Records supplied ▸
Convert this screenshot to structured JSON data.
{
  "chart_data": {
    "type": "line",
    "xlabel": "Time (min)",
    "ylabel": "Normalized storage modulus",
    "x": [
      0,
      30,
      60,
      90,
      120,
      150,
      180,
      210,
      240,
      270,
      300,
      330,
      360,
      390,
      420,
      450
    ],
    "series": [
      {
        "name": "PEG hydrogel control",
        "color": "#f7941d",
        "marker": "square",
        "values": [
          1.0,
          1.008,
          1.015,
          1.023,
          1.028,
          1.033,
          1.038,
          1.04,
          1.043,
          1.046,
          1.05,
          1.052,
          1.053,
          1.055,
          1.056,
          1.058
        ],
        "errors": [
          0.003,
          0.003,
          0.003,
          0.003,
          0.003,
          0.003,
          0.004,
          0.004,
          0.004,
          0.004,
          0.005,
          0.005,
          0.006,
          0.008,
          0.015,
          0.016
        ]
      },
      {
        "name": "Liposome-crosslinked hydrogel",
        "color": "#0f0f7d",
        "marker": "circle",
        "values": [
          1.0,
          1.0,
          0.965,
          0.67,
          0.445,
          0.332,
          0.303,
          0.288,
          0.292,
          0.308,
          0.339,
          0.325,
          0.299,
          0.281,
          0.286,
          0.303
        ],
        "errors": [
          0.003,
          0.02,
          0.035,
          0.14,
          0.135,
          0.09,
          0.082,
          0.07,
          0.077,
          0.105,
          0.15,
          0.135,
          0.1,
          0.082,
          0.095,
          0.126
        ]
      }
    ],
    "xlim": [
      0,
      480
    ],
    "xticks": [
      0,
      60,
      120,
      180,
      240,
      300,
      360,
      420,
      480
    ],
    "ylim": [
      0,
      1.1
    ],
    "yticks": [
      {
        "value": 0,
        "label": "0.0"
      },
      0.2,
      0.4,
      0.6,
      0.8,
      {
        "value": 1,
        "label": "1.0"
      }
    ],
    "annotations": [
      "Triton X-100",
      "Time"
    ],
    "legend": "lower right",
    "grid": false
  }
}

Work to complete ▸
Within the listing above, copy each line that has the string "name".

Result of this task ▸
        "name": "PEG hydrogel control",
        "name": "Liposome-crosslinked hydrogel",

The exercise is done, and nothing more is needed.